Walgreens Q3 Earnings Fall Short Of Estimate

The COVID-19 pandemic weighed on Walgreens Boots Alliance third quarter sales as did a charge against its business in the United Kingdom.

The company posted a net loss of $1.71 billion, or $1.95 per diluted share, versus company net earnings of $1.03 billion, or $1.13 per share, in the quarter a year earlier.

Company adjusted net earnings, excluding extraordinary events, was $723 million or 83 cents per diluted share, versus $1.34 billion, or $1.47 per diluted share, in the year-prior period. A Zacks Investment Research analyst consensus estimate was for first quarter adjusted diluted earnings per share of $1.10.

Versus the previous year’s quarter, sales increased 0.1% to $34.63 billion, up 1.2% on a constant currency basis, led by Retail Pharmacy USA comparable sales growth that came in at 3.2%. Comparable retail sales gained 1.9% in the period year over year. With tobacco and e-cigarettes sales excluded, comp retail sales increased 3.5% in the period. A change in shopping patterns that occurred in the quarter affected comps, Walgreens maintained, with increased demand for vitamins and PPE leading to a 9% increase in the health and wellness category. The personal care category increased 5% while declining demand for discretionary items led to a 9% decrease in the beauty segment versus the year-before quarter.

Operating loss was $1.58 billion, compared to operating income of $1.2 billion in the period a year past, mainly due to a non-cash impairment charge of approximately $2 billion in Boots U.K.
────────────────────
= Exercises to complete =
1. In the Walgreens earnings article, what mainly caused the third-quarter operating loss?
2. Turn the paragraph in the Walgreens earnings article that begins "Versus the previous year's quarter" into a short bulleted list that keeps its main figures.
3. Pick up the Walgreens earnings article after its final sentence and write the next paragraph.
────────────────────
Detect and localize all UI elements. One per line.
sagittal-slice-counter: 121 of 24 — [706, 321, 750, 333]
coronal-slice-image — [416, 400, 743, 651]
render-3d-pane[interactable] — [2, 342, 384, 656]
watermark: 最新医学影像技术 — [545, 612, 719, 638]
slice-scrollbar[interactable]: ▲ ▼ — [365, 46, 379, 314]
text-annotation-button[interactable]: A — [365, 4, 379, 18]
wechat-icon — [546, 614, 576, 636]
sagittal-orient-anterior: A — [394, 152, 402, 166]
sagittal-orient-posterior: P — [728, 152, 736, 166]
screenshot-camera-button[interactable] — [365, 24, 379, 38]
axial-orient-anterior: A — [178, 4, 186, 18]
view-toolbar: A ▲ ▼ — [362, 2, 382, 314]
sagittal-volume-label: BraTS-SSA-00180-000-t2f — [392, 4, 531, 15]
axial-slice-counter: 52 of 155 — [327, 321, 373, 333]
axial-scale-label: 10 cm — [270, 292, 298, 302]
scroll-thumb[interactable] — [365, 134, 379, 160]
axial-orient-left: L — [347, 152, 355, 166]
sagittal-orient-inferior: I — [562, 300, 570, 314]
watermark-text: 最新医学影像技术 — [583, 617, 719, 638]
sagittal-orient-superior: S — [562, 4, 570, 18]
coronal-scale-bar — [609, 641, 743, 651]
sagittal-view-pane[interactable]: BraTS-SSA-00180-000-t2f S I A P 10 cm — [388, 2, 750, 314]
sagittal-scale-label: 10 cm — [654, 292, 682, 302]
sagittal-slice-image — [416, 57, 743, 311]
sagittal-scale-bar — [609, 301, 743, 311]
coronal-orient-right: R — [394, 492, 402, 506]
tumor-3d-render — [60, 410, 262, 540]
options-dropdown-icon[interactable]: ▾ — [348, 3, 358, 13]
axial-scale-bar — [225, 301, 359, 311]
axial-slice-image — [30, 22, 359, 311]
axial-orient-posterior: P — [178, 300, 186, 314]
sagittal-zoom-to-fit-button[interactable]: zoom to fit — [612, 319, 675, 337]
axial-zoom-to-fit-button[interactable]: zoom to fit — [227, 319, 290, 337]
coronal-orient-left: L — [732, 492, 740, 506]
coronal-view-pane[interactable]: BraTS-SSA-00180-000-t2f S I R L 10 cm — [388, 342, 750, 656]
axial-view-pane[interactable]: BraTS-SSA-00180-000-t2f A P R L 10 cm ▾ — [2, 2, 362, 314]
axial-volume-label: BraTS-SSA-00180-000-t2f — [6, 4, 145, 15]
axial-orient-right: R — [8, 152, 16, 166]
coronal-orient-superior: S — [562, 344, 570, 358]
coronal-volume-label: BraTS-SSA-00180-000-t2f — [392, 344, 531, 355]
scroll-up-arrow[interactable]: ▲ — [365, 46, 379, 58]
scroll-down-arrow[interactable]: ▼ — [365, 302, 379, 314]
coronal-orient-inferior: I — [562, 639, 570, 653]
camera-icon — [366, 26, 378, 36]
────────────────────
= Answers to the problems =
1. A non-cash impairment charge of approximately $2 billion in Boots U.K.

2.
- Sales rose 0.1% to $34.63 billion (up 1.2% at constant currency), led by 3.2% comparable sales growth in Retail Pharmacy USA.
- Comparable retail sales grew 1.9% year over year, or 3.5% excluding tobacco and e-cigarettes.
- Walgreens said a change in shopping patterns affected comps: demand for vitamins and PPE lifted the health and wellness category 9%.
- Personal care rose 5%, while beauty fell 9% as demand for discretionary items declined.

3.
Stefano Pessina, executive vice chairman and CEO of the company, said, “Prior to the pandemic our financial performance for fiscal 2020 was on track with our expectations. However, this unprecedented global crisis led to a loss in the quarter as stay-at-home orders affected all of our markets. I’m very proud of how all of our teams mobilized and adapted to deliver essential services in our communities across the world. Shopping patterns are evolving more rapidly than ever as consumers further embrace digital options, spurring us to accelerate our ongoing investments in digital transformation and neighborhood health destinations. This includes our two recent announcements: a significant expansion of our primary care clinics collaboration with VillageMD, and our strategic partnership with Microsoft and Adobe to launch a personalized omnichannel health care and shopping experience.”